------ Source extract

Well, don't you think it would be simpler for some other young person that didn't, that hadn't seen it done and heard that it was hard to learn or somethin'?

Dorothy Auman:

It might be.

Michelle A. Francis:

It might be.

Dorothy Auman:

It might be. (Laughter) Well, what, when did you work over at Charlie Comer's?

Jack Kiser:

That's the name I was tryin' to think of.

Dorothy Auman:

Uh-huh.

Jack Kiser:

Oh, I don't know. It was during the, before the war, during the Depression. I know Walter Lineberry told me about this nigger that used to turn over at [unintelligible]Mill. He broke the record, he turned a hundred gallons of pottery one day. Wasn't that the longest day in the year. So, Ronnie Brewer was makin' balls for me.

Dorothy Auman:

That was Rance Steed you're talkin' about now.

Jack Kiser:

I don't know.

Dorothy Auman:

Yeah, Rance Steed was his name.

Jack Kiser:

Well, he told me but I don't--so me and Ronnie decided we'd see how much we could make. 'Course he was probably makin' gallon stuff and we made 4-gallon jugs. I think we made two-hundred-and-some gallons by 12:00 and went home.

Dorothy Auman:

(Laughter)

Michelle A. Francis:

(Laughter)

Jack Kiser:

You turn, don't you?

Dorothy Auman:

I turn, but I don't turn that much and I don't turn big stuff.




Jack Kiser:

Well, I reckon you'd turn more gallons, you know, you got paid by the gallon.

Dorothy Auman:

Yes, if I got paid by the gallon, I might, it might entice me to turn more pieces.

Jack Kiser:

A 4-gallon churn, I believe, we broke the record just because we was turnin' 4-gallons.

Dorothy Auman:

Jack, today, if you had a piece of clay and a wheel, do you think you could turn?

------------

◆ Jobs
**1.** In the pottery interview, do these statements agree with the text? (a) Jack Kiser worked at Charlie Comer's before the war. (b) Jack Kiser and Ronnie Brewer made 4-gallon jugs. (c) Dorothy Auman says she turns big stuff. Answer yes or no for each and quote the words of the text that decide it.
**2.** From the pottery interview, set down the part that opens with the words containing "Oh, I don't" and closes with "talkin' about now.", word for word.

------ Excerpted records

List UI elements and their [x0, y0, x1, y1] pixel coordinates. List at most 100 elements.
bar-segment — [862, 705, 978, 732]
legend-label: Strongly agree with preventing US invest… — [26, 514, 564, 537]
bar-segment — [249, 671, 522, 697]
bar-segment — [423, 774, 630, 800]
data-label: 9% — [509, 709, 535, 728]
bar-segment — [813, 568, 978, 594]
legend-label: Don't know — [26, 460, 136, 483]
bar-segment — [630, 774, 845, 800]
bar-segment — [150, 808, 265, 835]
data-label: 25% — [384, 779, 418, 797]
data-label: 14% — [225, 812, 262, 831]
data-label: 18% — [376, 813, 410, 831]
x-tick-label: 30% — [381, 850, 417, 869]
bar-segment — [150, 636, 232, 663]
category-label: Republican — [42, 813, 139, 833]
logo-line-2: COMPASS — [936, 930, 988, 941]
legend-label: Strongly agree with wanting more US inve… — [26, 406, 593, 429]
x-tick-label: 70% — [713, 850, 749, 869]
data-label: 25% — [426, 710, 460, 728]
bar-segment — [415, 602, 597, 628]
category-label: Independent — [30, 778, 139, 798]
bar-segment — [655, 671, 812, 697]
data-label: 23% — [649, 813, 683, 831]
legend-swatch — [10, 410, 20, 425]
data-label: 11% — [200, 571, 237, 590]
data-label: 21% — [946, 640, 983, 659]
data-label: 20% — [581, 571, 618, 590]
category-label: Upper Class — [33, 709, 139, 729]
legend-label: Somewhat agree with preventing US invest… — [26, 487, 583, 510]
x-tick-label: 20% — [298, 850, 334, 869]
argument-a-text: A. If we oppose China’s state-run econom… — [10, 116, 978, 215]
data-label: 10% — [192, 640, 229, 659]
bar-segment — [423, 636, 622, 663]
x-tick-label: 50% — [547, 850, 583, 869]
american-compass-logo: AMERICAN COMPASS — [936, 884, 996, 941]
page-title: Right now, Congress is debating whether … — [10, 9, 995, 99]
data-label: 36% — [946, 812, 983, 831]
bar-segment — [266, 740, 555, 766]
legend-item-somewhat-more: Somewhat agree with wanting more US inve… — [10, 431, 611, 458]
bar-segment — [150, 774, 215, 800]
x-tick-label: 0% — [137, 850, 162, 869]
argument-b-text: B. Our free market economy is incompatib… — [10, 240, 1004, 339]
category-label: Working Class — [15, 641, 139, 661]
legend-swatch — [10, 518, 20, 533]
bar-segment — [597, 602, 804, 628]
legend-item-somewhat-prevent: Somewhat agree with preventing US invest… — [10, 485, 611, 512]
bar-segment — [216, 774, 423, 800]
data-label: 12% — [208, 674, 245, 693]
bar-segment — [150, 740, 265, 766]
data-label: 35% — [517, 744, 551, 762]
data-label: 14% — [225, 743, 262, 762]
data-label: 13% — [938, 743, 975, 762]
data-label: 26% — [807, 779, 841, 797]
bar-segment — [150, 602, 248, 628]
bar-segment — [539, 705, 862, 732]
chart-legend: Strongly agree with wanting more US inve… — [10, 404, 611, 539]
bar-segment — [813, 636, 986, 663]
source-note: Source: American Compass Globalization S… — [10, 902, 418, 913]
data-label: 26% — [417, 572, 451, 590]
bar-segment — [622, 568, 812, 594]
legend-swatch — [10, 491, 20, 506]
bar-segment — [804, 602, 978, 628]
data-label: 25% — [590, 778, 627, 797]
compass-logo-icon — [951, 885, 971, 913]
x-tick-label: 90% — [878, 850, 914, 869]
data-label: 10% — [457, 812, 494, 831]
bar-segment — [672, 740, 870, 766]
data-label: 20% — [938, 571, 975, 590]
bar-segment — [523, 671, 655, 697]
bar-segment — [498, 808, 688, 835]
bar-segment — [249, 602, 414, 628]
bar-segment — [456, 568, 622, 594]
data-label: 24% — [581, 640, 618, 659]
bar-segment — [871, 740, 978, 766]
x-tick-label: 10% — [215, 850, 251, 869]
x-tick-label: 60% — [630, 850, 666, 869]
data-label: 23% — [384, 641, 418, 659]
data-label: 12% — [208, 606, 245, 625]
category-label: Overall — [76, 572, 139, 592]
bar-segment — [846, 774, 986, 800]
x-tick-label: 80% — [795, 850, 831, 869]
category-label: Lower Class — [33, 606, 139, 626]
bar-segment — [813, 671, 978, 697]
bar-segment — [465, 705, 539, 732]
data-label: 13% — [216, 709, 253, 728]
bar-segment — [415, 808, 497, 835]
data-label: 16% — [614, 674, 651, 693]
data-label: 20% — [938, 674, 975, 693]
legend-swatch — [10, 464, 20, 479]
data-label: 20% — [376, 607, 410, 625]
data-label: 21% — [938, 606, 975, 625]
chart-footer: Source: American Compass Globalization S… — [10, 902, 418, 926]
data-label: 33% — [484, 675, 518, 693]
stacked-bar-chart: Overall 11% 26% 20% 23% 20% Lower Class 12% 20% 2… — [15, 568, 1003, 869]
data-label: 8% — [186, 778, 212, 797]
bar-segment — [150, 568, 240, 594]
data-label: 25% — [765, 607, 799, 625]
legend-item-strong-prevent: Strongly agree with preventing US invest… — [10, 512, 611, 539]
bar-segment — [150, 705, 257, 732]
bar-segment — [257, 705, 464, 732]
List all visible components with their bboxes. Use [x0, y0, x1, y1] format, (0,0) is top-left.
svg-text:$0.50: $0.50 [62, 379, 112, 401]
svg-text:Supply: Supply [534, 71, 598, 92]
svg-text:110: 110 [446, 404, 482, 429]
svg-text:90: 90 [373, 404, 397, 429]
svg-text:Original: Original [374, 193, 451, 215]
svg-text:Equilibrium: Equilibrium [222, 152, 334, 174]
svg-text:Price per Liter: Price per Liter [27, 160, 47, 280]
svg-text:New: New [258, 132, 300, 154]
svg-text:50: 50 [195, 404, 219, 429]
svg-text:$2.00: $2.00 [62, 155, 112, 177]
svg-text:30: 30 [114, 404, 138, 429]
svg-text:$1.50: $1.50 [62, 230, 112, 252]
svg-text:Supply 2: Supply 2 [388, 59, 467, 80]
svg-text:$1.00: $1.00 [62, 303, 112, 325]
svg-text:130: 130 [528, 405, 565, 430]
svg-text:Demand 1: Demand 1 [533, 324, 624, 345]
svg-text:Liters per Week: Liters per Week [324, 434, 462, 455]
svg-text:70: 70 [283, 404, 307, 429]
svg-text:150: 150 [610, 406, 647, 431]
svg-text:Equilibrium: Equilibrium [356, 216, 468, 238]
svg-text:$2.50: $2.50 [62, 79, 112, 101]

------------

◆ The answers
**1.**
(a) Yes: "It was during the, before the war, during the Depression."
(b) Yes: "we made 4-gallon jugs."
(c) No: "I don't turn big stuff."

**2.**
Oh, I don't know. It was during the, before the war, during the Depression. I know Walter Lineberry told me about this nigger that used to turn over at [unintelligible]Mill. He broke the record, he turned a hundred gallons of pottery one day. Wasn't that the longest day in the year. So, Ronnie Brewer was makin' balls for me.

Dorothy Auman:

That was Rance Steed you're talkin' about now.